= Record extracts =

-------------------------

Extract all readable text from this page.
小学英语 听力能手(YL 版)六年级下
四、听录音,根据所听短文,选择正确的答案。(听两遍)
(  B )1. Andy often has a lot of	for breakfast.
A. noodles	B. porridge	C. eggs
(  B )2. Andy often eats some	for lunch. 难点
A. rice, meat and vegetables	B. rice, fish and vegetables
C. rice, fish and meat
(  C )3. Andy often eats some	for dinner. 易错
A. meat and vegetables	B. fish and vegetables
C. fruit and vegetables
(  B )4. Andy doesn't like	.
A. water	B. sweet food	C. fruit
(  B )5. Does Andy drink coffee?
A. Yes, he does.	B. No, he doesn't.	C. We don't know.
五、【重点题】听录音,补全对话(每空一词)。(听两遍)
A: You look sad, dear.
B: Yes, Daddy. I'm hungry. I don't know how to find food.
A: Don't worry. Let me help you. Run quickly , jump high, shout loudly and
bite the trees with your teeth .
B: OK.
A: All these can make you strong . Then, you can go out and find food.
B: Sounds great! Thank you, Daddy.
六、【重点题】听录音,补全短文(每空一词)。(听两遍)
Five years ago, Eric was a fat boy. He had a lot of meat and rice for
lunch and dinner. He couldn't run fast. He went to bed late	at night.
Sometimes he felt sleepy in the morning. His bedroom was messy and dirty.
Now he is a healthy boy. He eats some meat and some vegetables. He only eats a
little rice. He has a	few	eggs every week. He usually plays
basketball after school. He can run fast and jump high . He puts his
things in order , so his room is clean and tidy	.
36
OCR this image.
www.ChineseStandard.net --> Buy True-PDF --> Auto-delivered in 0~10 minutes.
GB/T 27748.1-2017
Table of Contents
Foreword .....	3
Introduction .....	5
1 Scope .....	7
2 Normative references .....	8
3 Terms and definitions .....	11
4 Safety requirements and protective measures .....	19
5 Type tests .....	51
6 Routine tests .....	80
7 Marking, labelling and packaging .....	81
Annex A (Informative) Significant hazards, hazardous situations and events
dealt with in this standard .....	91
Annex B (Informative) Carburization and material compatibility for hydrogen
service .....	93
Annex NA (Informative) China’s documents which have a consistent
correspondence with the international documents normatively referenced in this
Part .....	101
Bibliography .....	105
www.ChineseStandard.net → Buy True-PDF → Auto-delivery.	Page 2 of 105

-------------------------

= Work required =
Every line above that contains the word "每空一词" should be reported.

= The response =
五、【重点题】听录音,补全对话(每空一词)。(听两遍)
六、【重点题】听录音,补全短文(每空一词)。(听两遍)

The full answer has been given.